─── EXCERPTED DATA ───

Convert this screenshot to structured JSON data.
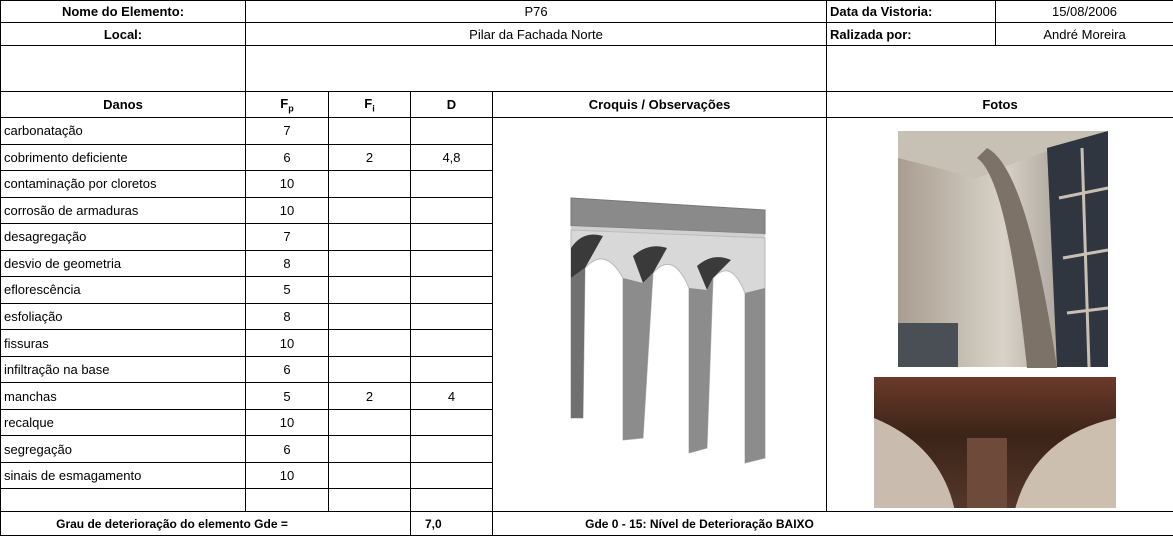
{
  "header": {
    "element_label": "Nome do Elemento:",
    "element": "P76",
    "date_label": "Data da Vistoria:",
    "date": "15/08/2006",
    "local_label": "Local:",
    "local": "Pilar da Fachada Norte",
    "by_label": "Ralizada por:",
    "by": "André Moreira"
  },
  "table": {
    "columns": [
      {
        "text": "Danos"
      },
      {
        "text": "F",
        "sub": "p"
      },
      {
        "text": "F",
        "sub": "i"
      },
      {
        "text": "D"
      },
      {
        "text": "Croquis / Observações"
      },
      {
        "text": "Fotos"
      }
    ],
    "rows": [
      {
        "name": "carbonatação",
        "fp": 7
      },
      {
        "name": "cobrimento deficiente",
        "fp": 6,
        "fi": 2,
        "d": "4,8"
      },
      {
        "name": "contaminação por cloretos",
        "fp": 10
      },
      {
        "name": "corrosão de armaduras",
        "fp": 10
      },
      {
        "name": "desagregação",
        "fp": 7
      },
      {
        "name": "desvio de geometria",
        "fp": 8
      },
      {
        "name": "eflorescência",
        "fp": 5
      },
      {
        "name": "esfoliação",
        "fp": 8
      },
      {
        "name": "fissuras",
        "fp": 10
      },
      {
        "name": "infiltração na base",
        "fp": 6
      },
      {
        "name": "manchas",
        "fp": 5,
        "fi": 2,
        "d": 4
      },
      {
        "name": "recalque",
        "fp": 10
      },
      {
        "name": "segregação",
        "fp": 6
      },
      {
        "name": "sinais de esmagamento",
        "fp": 10
      }
    ]
  },
  "footer": {
    "label": "Grau de deterioração do elemento Gde  =",
    "value": "7,0",
    "note": "Gde 0 - 15:  Nível de Deterioração BAIXO"
  }
}
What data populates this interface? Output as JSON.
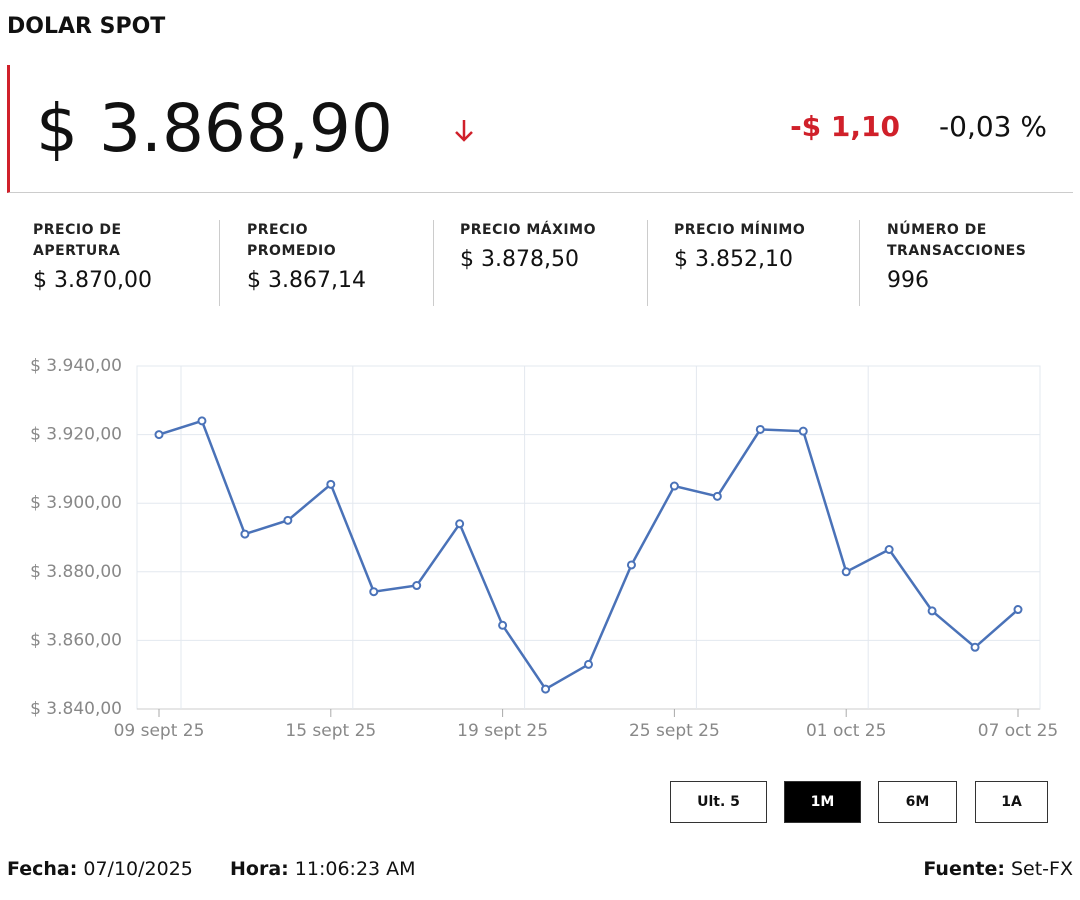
{
  "header": {
    "title": "DOLAR SPOT",
    "price": "$ 3.868,90",
    "change": "-$ 1,10",
    "change_pct": "-0,03 %"
  },
  "stats": [
    {
      "label": "PRECIO DE APERTURA",
      "value": "$ 3.870,00"
    },
    {
      "label": "PRECIO PROMEDIO",
      "value": "$ 3.867,14"
    },
    {
      "label": "PRECIO MÁXIMO",
      "value": "$ 3.878,50"
    },
    {
      "label": "PRECIO MÍNIMO",
      "value": "$ 3.852,10"
    },
    {
      "label": "NÚMERO DE TRANSACCIONES",
      "value": "996"
    }
  ],
  "chart_data": {
    "type": "line",
    "color": "#4a72b8",
    "categories": [
      "09 sept 25",
      null,
      null,
      null,
      "15 sept 25",
      null,
      null,
      null,
      "19 sept 25",
      null,
      null,
      null,
      "25 sept 25",
      null,
      null,
      null,
      "01 oct 25",
      null,
      null,
      null,
      "07 oct 25"
    ],
    "values": [
      3920,
      3924,
      3891,
      3895,
      3905.5,
      3874.2,
      3876,
      3894,
      3864.4,
      3845.8,
      3853,
      3882,
      3905,
      3902,
      3921.5,
      3921,
      3880,
      3886.5,
      3868.6,
      3858,
      3869
    ],
    "ylim": [
      3840,
      3940
    ],
    "yticks": [
      {
        "value": 3840,
        "label": "$ 3.840,00"
      },
      {
        "value": 3860,
        "label": "$ 3.860,00"
      },
      {
        "value": 3880,
        "label": "$ 3.880,00"
      },
      {
        "value": 3900,
        "label": "$ 3.900,00"
      },
      {
        "value": 3920,
        "label": "$ 3.920,00"
      },
      {
        "value": 3940,
        "label": "$ 3.940,00"
      }
    ],
    "grid": true
  },
  "buttons": [
    "Ult. 5",
    "1M",
    "6M",
    "1A"
  ],
  "footer": {
    "date_label": "Fecha:",
    "date": "07/10/2025",
    "time_label": "Hora:",
    "time": "11:06:23 AM",
    "source_label": "Fuente:",
    "source": "Set-FX"
  }
}
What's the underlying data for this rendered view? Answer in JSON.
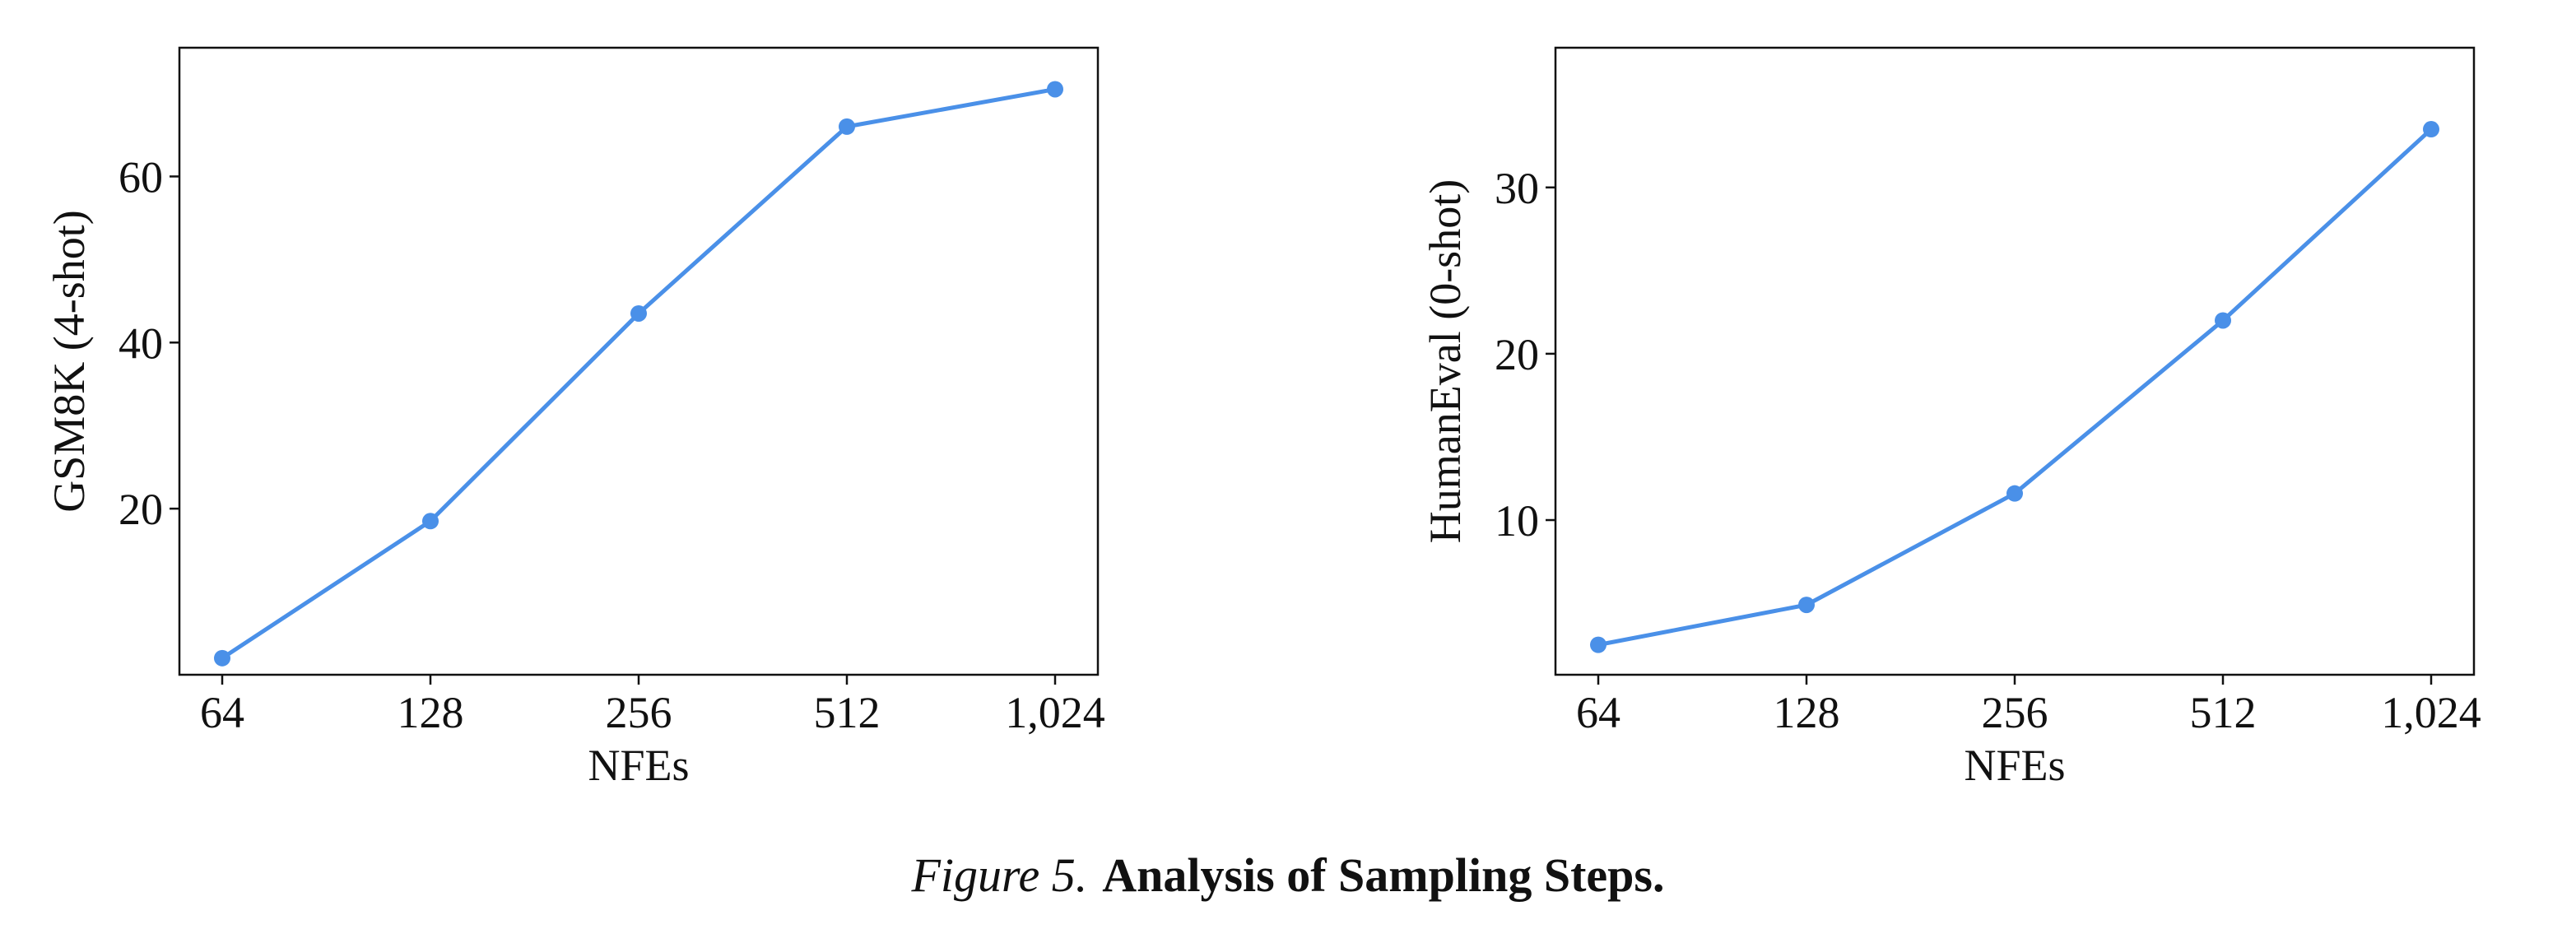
{
  "figure": {
    "number": "Figure 5.",
    "title": "Analysis of Sampling Steps."
  },
  "colors": {
    "line": "#4a90e8",
    "axis": "#111111"
  },
  "chart_data": [
    {
      "type": "line",
      "title": "",
      "xlabel": "NFEs",
      "ylabel": "GSM8K (4-shot)",
      "categories": [
        "64",
        "128",
        "256",
        "512",
        "1,024"
      ],
      "values": [
        2.0,
        18.5,
        43.5,
        66.0,
        70.5
      ],
      "ylim": [
        0,
        75.5
      ],
      "yticks": [
        20,
        40,
        60
      ],
      "grid": false,
      "legend": false
    },
    {
      "type": "line",
      "title": "",
      "xlabel": "NFEs",
      "ylabel": "HumanEval (0-shot)",
      "categories": [
        "64",
        "128",
        "256",
        "512",
        "1,024"
      ],
      "values": [
        2.5,
        4.9,
        11.6,
        22.0,
        33.5
      ],
      "ylim": [
        0.7,
        38.4
      ],
      "yticks": [
        10,
        20,
        30
      ],
      "grid": false,
      "legend": false
    }
  ]
}
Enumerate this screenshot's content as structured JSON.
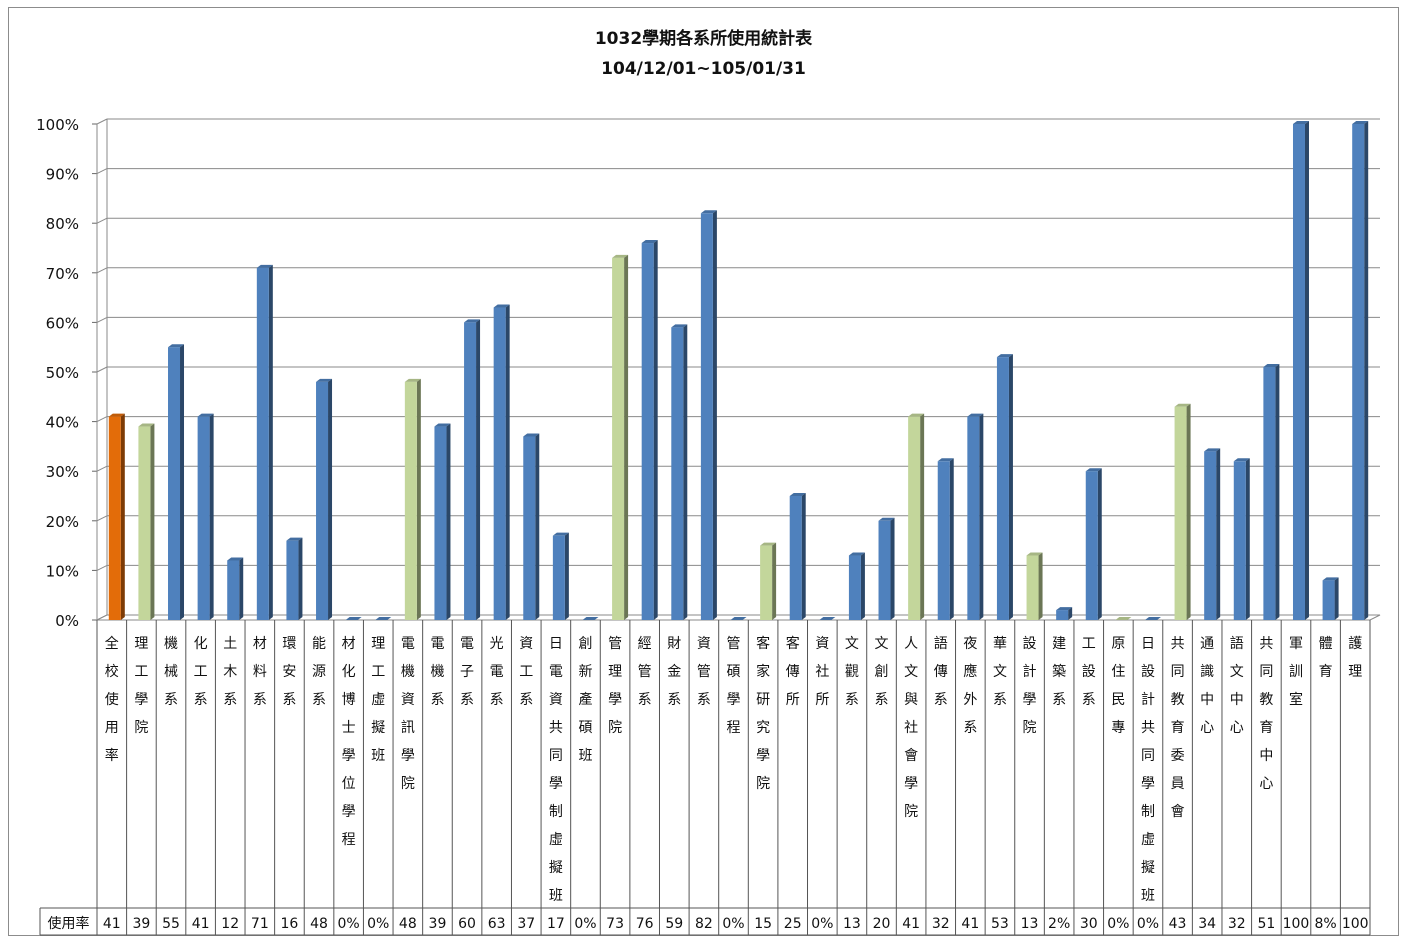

───

PROBLEM DESCRIPTION: Reproduce the data word for word, excluding its pictures.

RESULT OF THIS TASK:
Convert this screenshot to structured JSON data.
{
  "header": {
    "element_label": "Nome do Elemento:",
    "element": "P76",
    "date_label": "Data da Vistoria:",
    "date": "15/08/2006",
    "local_label": "Local:",
    "local": "Pilar da Fachada Norte",
    "by_label": "Ralizada por:",
    "by": "André Moreira"
  },
  "table": {
    "columns": [
      {
        "text": "Danos"
      },
      {
        "text": "F",
        "sub": "p"
      },
      {
        "text": "F",
        "sub": "i"
      },
      {
        "text": "D"
      },
      {
        "text": "Croquis / Observações"
      },
      {
        "text": "Fotos"
      }
    ],
    "rows": [
      {
        "name": "carbonatação",
        "fp": 7
      },
      {
        "name": "cobrimento deficiente",
        "fp": 6,
        "fi": 2,
        "d": "4,8"
      },
      {
        "name": "contaminação por cloretos",
        "fp": 10
      },
      {
        "name": "corrosão de armaduras",
        "fp": 10
      },
      {
        "name": "desagregação",
        "fp": 7
      },
      {
        "name": "desvio de geometria",
        "fp": 8
      },
      {
        "name": "eflorescência",
        "fp": 5
      },
      {
        "name": "esfoliação",
        "fp": 8
      },
      {
        "name": "fissuras",
        "fp": 10
      },
      {
        "name": "infiltração na base",
        "fp": 6
      },
      {
        "name": "manchas",
        "fp": 5,
        "fi": 2,
        "d": 4
      },
      {
        "name": "recalque",
        "fp": 10
      },
      {
        "name": "segregação",
        "fp": 6
      },
      {
        "name": "sinais de esmagamento",
        "fp": 10
      }
    ]
  },
  "footer": {
    "label": "Grau de deterioração do elemento Gde  =",
    "value": "7,0",
    "note": "Gde 0 - 15:  Nível de Deterioração BAIXO"
  }
}
What data populates this interface? Output as JSON.
{
  "header": {
    "title": "DOLAR SPOT",
    "price": "$ 3.868,90",
    "change": "-$ 1,10",
    "change_pct": "-0,03 %"
  },
  "stats": [
    {
      "label": "PRECIO DE APERTURA",
      "value": "$ 3.870,00"
    },
    {
      "label": "PRECIO PROMEDIO",
      "value": "$ 3.867,14"
    },
    {
      "label": "PRECIO MÁXIMO",
      "value": "$ 3.878,50"
    },
    {
      "label": "PRECIO MÍNIMO",
      "value": "$ 3.852,10"
    },
    {
      "label": "NÚMERO DE TRANSACCIONES",
      "value": "996"
    }
  ],
  "chart_data": {
    "type": "line",
    "color": "#4a72b8",
    "categories": [
      "09 sept 25",
      null,
      null,
      null,
      "15 sept 25",
      null,
      null,
      null,
      "19 sept 25",
      null,
      null,
      null,
      "25 sept 25",
      null,
      null,
      null,
      "01 oct 25",
      null,
      null,
      null,
      "07 oct 25"
    ],
    "values": [
      3920,
      3924,
      3891,
      3895,
      3905.5,
      3874.2,
      3876,
      3894,
      3864.4,
      3845.8,
      3853,
      3882,
      3905,
      3902,
      3921.5,
      3921,
      3880,
      3886.5,
      3868.6,
      3858,
      3869
    ],
    "ylim": [
      3840,
      3940
    ],
    "yticks": [
      {
        "value": 3840,
        "label": "$ 3.840,00"
      },
      {
        "value": 3860,
        "label": "$ 3.860,00"
      },
      {
        "value": 3880,
        "label": "$ 3.880,00"
      },
      {
        "value": 3900,
        "label": "$ 3.900,00"
      },
      {
        "value": 3920,
        "label": "$ 3.920,00"
      },
      {
        "value": 3940,
        "label": "$ 3.940,00"
      }
    ],
    "grid": true
  },
  "buttons": [
    "Ult. 5",
    "1M",
    "6M",
    "1A"
  ],
  "footer": {
    "date_label": "Fecha:",
    "date": "07/10/2025",
    "time_label": "Hora:",
    "time": "11:06:23 AM",
    "source_label": "Fuente:",
    "source": "Set-FX"
  }
}
What's the underlying data for this rendered view? Answer in JSON.
{
  "figure": {
    "number": "Figure 5.",
    "title": "Analysis of Sampling Steps."
  },
  "colors": {
    "line": "#4a90e8",
    "axis": "#111111"
  },
  "chart_data": [
    {
      "type": "line",
      "title": "",
      "xlabel": "NFEs",
      "ylabel": "GSM8K (4-shot)",
      "categories": [
        "64",
        "128",
        "256",
        "512",
        "1,024"
      ],
      "values": [
        2.0,
        18.5,
        43.5,
        66.0,
        70.5
      ],
      "ylim": [
        0,
        75.5
      ],
      "yticks": [
        20,
        40,
        60
      ],
      "grid": false,
      "legend": false
    },
    {
      "type": "line",
      "title": "",
      "xlabel": "NFEs",
      "ylabel": "HumanEval (0-shot)",
      "categories": [
        "64",
        "128",
        "256",
        "512",
        "1,024"
      ],
      "values": [
        2.5,
        4.9,
        11.6,
        22.0,
        33.5
      ],
      "ylim": [
        0.7,
        38.4
      ],
      "yticks": [
        10,
        20,
        30
      ],
      "grid": false,
      "legend": false
    }
  ]
}
Enumerate this screenshot's content as structured JSON.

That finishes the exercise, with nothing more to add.